**Extracted records**
*****

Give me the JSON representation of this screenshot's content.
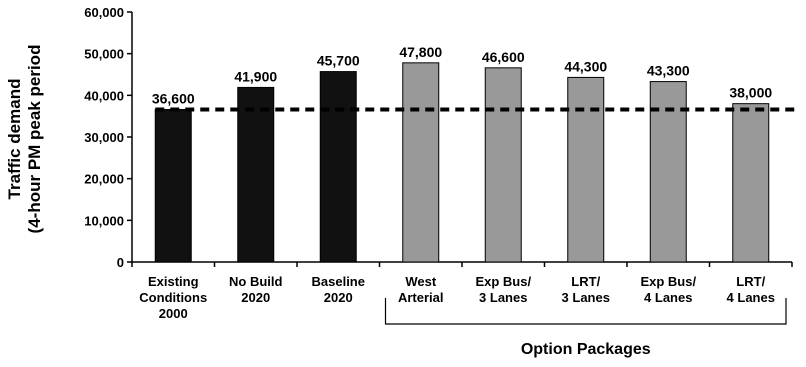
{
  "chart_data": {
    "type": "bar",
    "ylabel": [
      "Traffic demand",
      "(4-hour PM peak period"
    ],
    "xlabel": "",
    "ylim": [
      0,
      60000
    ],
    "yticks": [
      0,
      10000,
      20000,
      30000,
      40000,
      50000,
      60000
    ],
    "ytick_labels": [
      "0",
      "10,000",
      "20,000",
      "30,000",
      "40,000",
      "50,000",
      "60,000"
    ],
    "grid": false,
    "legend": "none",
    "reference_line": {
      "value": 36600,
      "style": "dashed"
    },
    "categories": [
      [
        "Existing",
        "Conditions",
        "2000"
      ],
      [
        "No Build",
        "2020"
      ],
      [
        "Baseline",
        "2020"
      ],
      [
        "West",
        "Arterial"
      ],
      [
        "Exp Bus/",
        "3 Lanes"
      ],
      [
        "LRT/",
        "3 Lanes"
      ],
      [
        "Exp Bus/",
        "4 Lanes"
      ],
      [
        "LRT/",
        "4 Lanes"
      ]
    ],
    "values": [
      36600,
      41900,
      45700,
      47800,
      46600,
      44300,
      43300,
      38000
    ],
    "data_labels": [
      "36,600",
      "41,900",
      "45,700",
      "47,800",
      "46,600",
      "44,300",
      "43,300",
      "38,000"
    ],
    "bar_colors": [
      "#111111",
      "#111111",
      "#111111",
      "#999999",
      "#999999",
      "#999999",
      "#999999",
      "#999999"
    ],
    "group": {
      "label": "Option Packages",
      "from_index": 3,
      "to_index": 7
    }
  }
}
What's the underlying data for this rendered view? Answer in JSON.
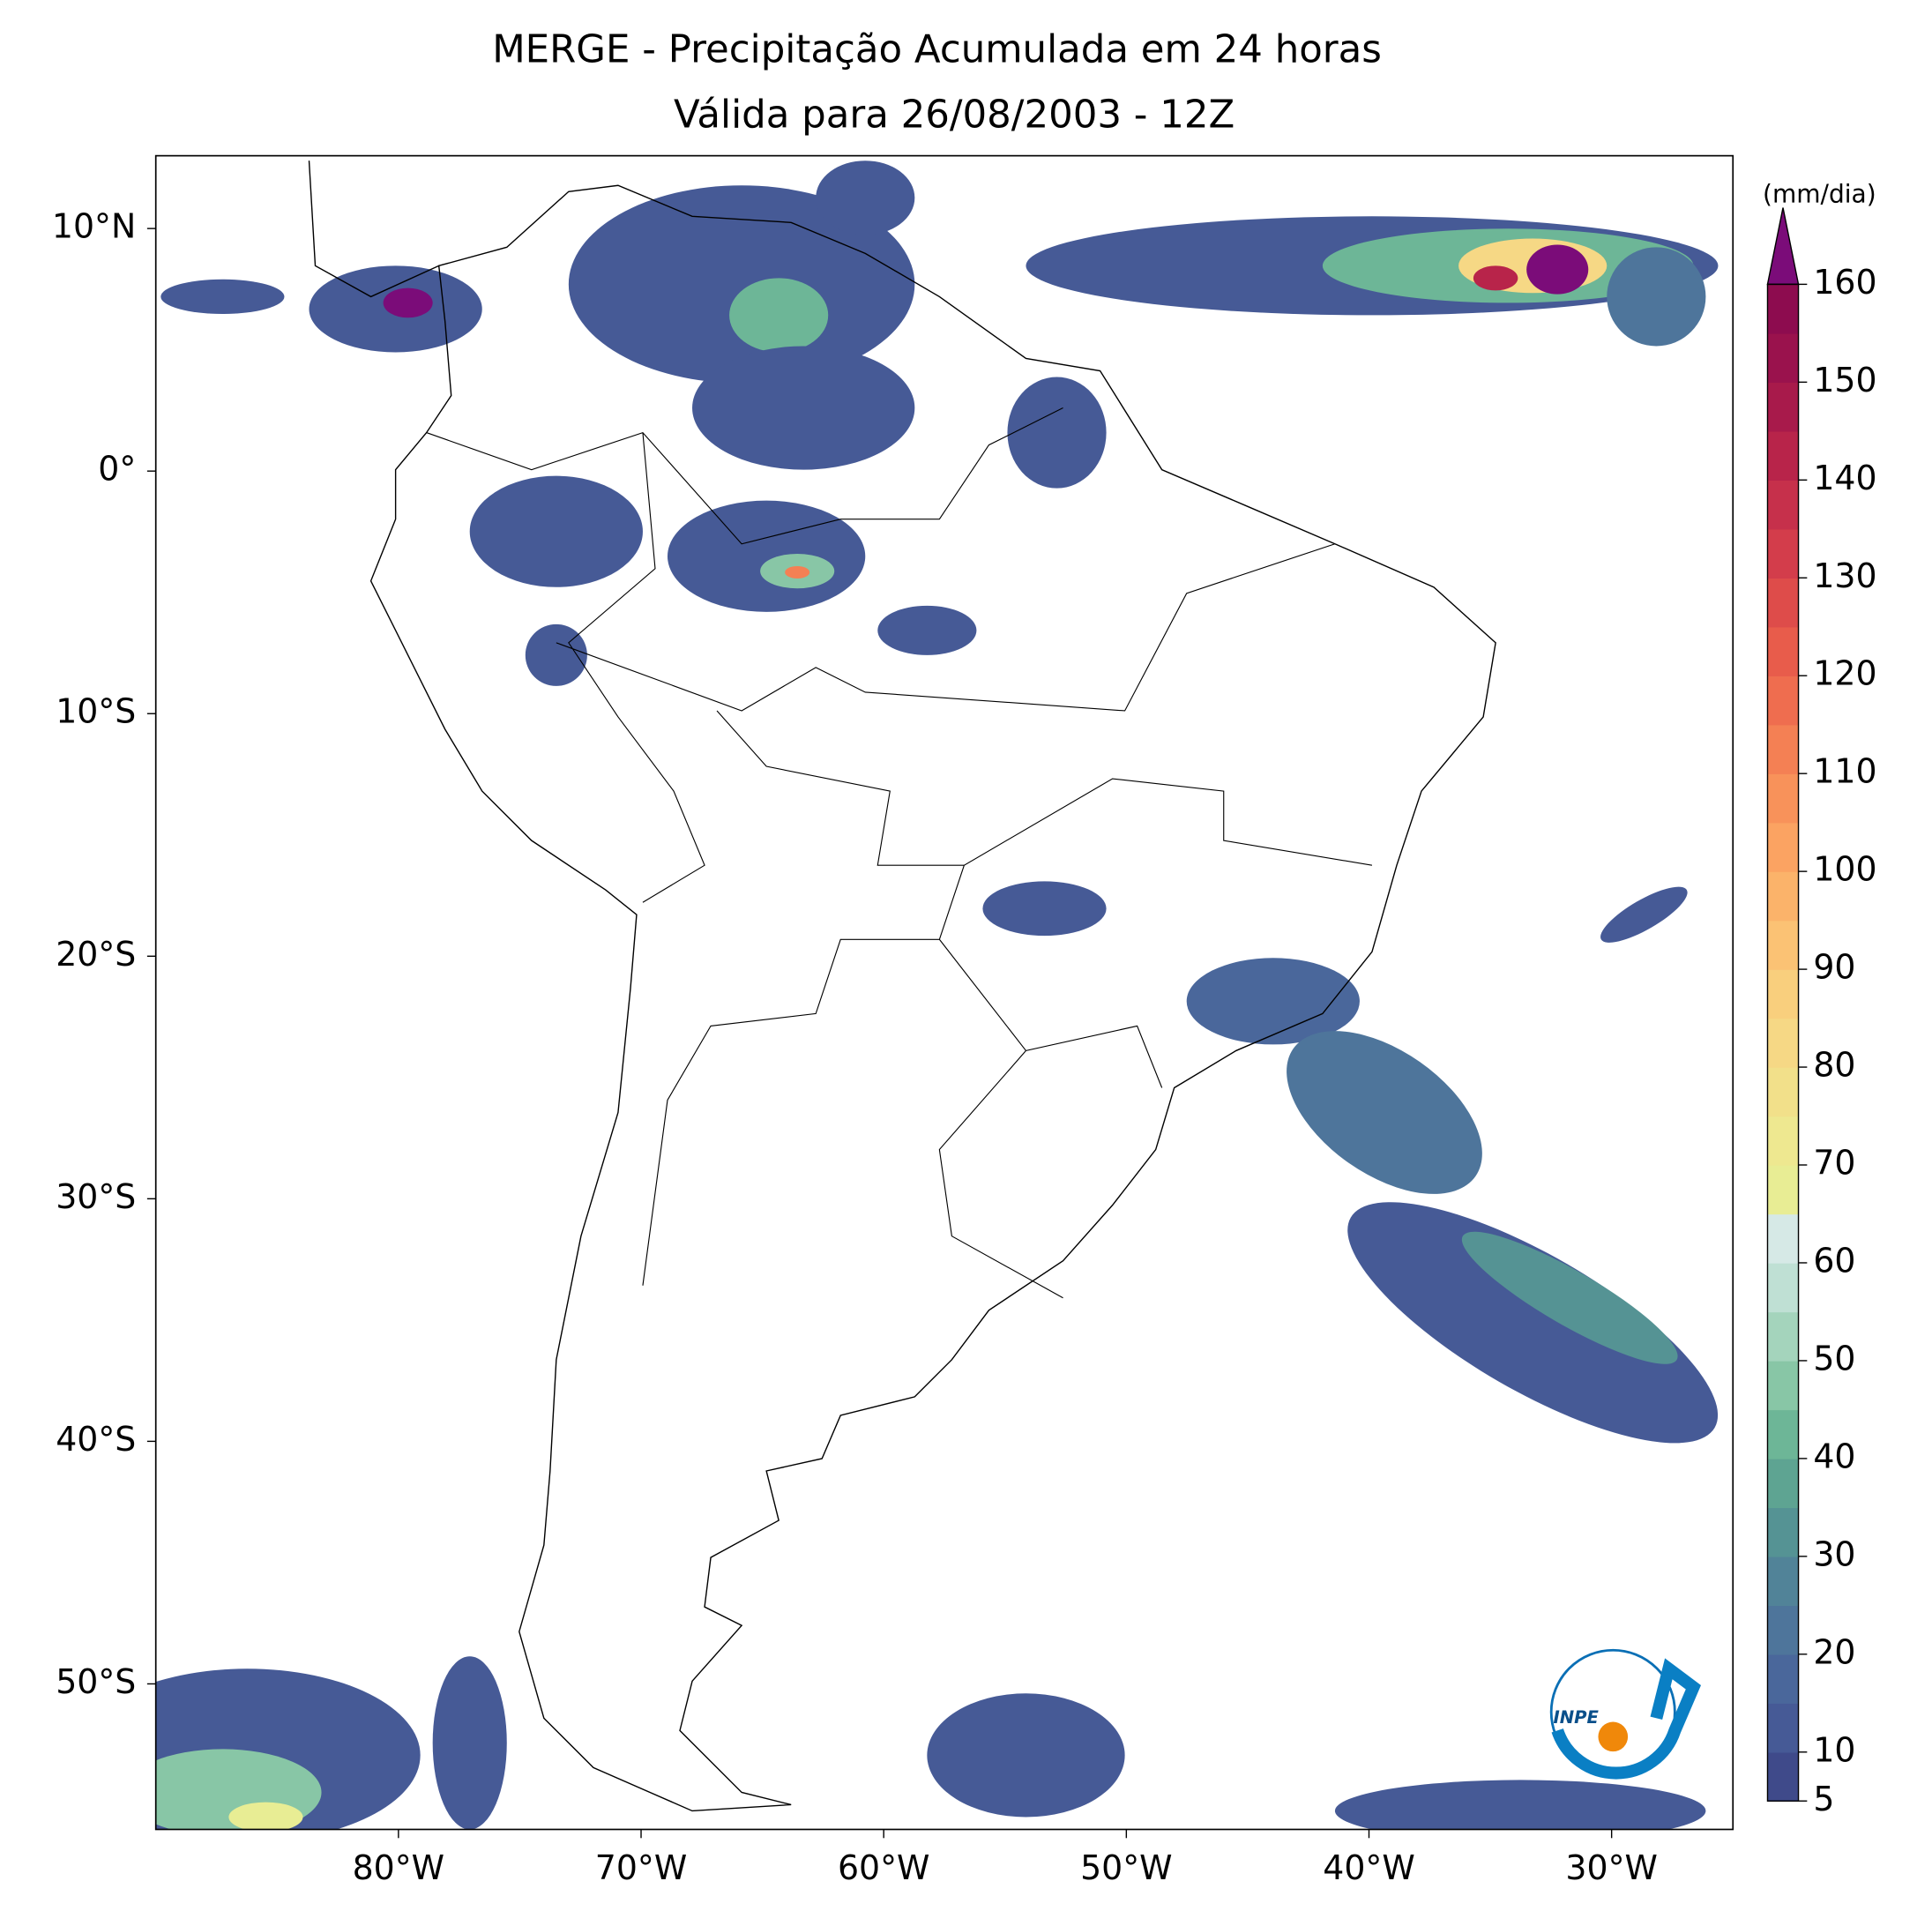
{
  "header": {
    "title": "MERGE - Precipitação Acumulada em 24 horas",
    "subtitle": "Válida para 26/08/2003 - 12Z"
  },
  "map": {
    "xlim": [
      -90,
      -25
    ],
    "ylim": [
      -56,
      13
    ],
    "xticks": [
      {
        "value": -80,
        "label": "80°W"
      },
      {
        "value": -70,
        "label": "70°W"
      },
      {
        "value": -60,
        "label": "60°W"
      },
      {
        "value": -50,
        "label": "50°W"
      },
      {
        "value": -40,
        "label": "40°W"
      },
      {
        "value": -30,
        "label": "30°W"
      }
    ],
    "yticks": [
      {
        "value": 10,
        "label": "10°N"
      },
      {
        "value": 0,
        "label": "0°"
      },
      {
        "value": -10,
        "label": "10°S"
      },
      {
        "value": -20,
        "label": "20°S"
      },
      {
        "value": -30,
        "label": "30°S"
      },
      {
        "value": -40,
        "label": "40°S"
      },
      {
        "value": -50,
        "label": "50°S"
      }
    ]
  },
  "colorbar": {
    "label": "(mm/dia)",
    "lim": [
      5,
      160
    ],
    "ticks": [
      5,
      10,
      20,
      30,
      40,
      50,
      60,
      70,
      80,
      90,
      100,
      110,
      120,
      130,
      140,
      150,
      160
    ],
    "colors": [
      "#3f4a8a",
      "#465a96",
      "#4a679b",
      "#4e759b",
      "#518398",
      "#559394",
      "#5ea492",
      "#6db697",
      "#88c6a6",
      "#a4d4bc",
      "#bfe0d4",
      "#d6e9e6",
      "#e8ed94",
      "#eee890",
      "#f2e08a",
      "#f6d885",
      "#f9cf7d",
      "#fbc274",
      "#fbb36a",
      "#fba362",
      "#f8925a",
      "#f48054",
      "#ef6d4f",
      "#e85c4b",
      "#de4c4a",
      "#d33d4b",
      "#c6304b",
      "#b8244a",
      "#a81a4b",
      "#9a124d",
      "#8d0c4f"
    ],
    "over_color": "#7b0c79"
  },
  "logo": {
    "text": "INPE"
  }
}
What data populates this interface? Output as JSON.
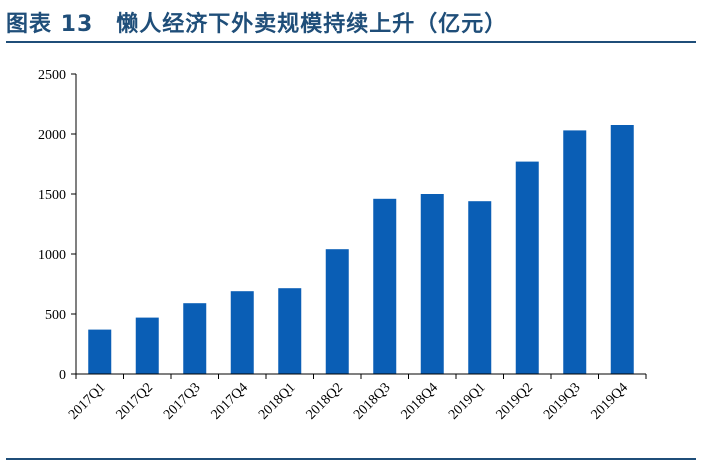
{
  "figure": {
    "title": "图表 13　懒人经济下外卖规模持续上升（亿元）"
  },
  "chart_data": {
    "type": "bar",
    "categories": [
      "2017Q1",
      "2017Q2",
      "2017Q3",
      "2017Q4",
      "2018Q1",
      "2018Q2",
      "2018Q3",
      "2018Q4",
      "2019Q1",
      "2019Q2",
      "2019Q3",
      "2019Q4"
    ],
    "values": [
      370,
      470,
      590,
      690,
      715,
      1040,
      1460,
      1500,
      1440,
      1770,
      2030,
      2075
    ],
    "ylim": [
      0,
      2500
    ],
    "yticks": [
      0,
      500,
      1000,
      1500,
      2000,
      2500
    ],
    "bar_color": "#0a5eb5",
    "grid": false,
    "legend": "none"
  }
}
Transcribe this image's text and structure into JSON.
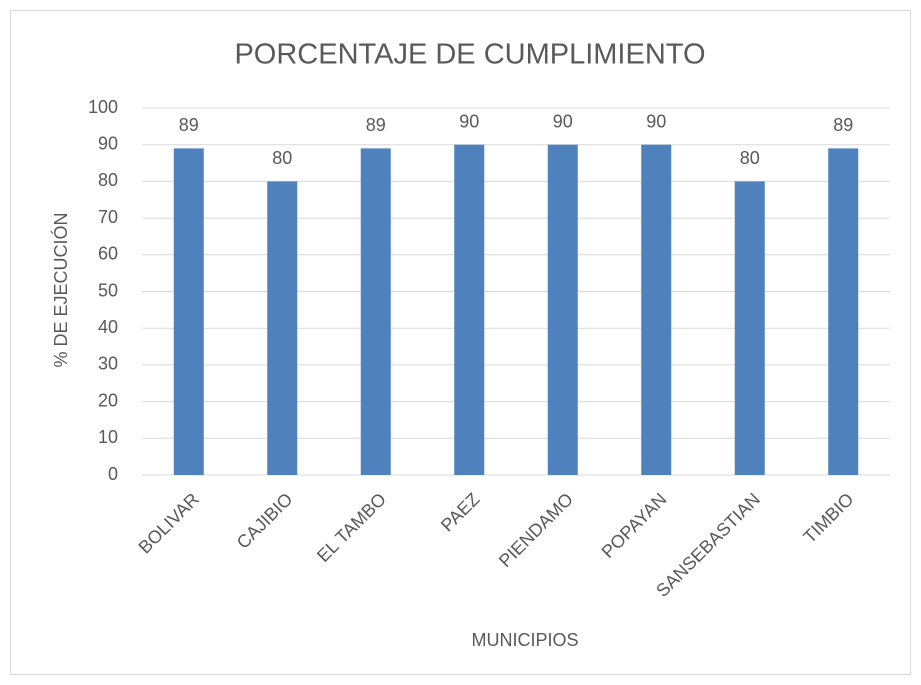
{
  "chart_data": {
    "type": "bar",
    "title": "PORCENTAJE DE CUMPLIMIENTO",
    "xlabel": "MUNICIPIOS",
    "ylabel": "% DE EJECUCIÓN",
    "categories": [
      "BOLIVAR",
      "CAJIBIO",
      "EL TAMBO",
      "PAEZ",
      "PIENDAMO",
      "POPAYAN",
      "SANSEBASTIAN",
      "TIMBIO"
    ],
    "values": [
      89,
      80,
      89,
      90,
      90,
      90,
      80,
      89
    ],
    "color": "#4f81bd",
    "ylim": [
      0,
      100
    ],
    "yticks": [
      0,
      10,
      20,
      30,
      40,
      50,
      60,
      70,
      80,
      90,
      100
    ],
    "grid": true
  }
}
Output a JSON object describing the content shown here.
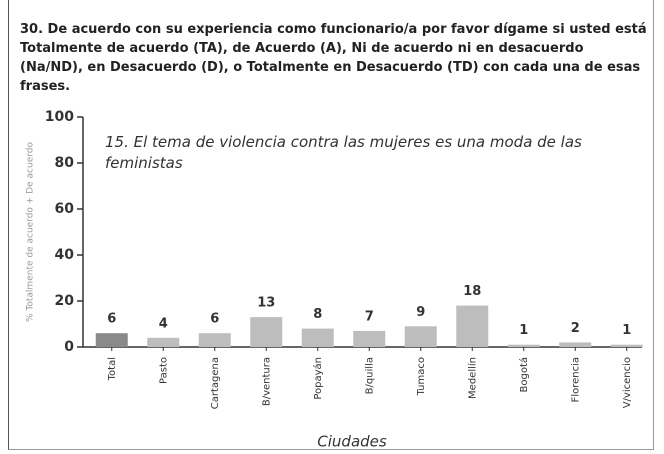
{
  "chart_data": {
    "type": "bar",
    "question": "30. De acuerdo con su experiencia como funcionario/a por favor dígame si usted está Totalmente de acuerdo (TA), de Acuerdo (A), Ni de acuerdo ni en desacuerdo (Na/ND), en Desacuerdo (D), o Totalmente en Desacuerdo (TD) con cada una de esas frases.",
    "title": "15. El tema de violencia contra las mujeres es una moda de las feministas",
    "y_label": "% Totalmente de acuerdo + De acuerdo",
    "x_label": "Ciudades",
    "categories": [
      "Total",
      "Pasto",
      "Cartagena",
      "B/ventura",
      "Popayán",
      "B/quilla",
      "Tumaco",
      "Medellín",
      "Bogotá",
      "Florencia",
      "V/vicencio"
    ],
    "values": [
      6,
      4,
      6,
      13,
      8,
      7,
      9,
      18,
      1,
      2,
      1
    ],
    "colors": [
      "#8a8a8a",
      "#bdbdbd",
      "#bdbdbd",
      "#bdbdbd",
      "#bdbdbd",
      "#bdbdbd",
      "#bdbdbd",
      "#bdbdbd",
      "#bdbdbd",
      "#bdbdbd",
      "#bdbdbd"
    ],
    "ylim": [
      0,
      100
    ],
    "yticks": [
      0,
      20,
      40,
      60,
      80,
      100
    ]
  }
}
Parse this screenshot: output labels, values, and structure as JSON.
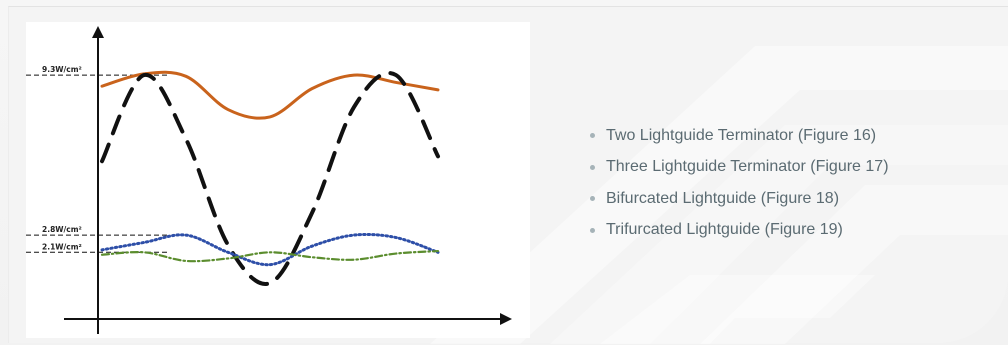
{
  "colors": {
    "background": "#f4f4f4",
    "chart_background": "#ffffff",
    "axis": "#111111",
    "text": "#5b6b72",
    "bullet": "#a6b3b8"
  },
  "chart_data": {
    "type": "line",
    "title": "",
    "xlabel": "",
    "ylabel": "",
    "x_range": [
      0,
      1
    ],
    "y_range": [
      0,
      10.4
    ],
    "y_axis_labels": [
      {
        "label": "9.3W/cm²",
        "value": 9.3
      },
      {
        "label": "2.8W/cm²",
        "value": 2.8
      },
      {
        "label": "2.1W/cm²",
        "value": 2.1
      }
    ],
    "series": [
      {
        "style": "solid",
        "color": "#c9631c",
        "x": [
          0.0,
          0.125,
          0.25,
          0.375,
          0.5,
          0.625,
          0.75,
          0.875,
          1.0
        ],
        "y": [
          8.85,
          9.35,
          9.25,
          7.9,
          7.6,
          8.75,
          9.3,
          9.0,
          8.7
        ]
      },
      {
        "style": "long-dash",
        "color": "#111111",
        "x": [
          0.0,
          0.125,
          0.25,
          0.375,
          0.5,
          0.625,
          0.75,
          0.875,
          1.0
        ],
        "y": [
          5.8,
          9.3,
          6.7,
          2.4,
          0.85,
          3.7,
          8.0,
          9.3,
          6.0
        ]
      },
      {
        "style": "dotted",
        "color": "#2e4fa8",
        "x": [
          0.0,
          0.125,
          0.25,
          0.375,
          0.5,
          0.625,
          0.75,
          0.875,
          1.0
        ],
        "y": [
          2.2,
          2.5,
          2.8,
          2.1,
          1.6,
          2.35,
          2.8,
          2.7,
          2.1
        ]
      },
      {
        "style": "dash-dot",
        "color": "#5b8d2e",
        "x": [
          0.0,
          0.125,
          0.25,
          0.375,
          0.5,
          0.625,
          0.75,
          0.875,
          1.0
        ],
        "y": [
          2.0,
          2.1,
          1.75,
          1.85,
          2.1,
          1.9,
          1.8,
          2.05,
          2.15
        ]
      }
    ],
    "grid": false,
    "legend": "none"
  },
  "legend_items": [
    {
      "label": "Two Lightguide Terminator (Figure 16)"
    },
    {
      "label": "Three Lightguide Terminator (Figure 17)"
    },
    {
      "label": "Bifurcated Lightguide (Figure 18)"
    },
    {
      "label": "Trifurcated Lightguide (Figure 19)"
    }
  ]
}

*****

**Problem requirements**
Make a list of all lines in the data that contain "style".

**Output**
      "style": "dashed"
        "style": "solid",
        "style": "long-dash",
        "style": "dotted",
        "style": "dash-dot",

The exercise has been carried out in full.